- Collected data:
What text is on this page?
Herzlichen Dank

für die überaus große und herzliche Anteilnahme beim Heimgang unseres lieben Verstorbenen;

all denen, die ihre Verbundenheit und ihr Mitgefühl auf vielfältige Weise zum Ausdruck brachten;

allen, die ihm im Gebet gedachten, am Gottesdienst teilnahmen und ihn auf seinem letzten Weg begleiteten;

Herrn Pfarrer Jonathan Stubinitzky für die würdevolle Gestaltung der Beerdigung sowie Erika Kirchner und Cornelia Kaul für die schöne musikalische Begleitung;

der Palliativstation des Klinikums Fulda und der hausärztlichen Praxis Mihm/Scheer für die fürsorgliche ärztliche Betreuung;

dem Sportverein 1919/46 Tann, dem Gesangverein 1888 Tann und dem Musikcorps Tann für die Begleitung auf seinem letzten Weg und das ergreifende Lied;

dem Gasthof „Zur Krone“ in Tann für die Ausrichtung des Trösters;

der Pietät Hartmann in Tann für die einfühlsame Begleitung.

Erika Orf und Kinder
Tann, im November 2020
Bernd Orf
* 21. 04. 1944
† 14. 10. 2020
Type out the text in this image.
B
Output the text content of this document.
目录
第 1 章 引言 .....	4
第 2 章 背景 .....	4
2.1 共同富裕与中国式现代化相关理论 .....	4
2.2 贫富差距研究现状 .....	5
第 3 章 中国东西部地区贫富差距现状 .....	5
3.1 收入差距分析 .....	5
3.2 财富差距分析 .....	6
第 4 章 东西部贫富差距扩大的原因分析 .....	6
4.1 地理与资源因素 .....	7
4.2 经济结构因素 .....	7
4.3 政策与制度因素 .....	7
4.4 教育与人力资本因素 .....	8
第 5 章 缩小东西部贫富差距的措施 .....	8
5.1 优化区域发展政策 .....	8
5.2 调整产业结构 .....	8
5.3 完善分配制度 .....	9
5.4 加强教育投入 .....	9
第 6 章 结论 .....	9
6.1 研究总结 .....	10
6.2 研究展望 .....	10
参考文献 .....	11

- Problem to work on:
Repeat the data above, word for word.

- Final result:
What text is on this page?
Herzlichen Dank

für die überaus große und herzliche Anteilnahme beim Heimgang unseres lieben Verstorbenen;

all denen, die ihre Verbundenheit und ihr Mitgefühl auf vielfältige Weise zum Ausdruck brachten;

allen, die ihm im Gebet gedachten, am Gottesdienst teilnahmen und ihn auf seinem letzten Weg begleiteten;

Herrn Pfarrer Jonathan Stubinitzky für die würdevolle Gestaltung der Beerdigung sowie Erika Kirchner und Cornelia Kaul für die schöne musikalische Begleitung;

der Palliativstation des Klinikums Fulda und der hausärztlichen Praxis Mihm/Scheer für die fürsorgliche ärztliche Betreuung;

dem Sportverein 1919/46 Tann, dem Gesangverein 1888 Tann und dem Musikcorps Tann für die Begleitung auf seinem letzten Weg und das ergreifende Lied;

dem Gasthof „Zur Krone“ in Tann für die Ausrichtung des Trösters;

der Pietät Hartmann in Tann für die einfühlsame Begleitung.

Erika Orf und Kinder
Tann, im November 2020
Bernd Orf
* 21. 04. 1944
† 14. 10. 2020
Type out the text in this image.
B
Output the text content of this document.
目录
第 1 章 引言 .....	4
第 2 章 背景 .....	4
2.1 共同富裕与中国式现代化相关理论 .....	4
2.2 贫富差距研究现状 .....	5
第 3 章 中国东西部地区贫富差距现状 .....	5
3.1 收入差距分析 .....	5
3.2 财富差距分析 .....	6
第 4 章 东西部贫富差距扩大的原因分析 .....	6
4.1 地理与资源因素 .....	7
4.2 经济结构因素 .....	7
4.3 政策与制度因素 .....	7
4.4 教育与人力资本因素 .....	8
第 5 章 缩小东西部贫富差距的措施 .....	8
5.1 优化区域发展政策 .....	8
5.2 调整产业结构 .....	8
5.3 完善分配制度 .....	9
5.4 加强教育投入 .....	9
第 6 章 结论 .....	9
6.1 研究总结 .....	10
6.2 研究展望 .....	10
参考文献 .....	11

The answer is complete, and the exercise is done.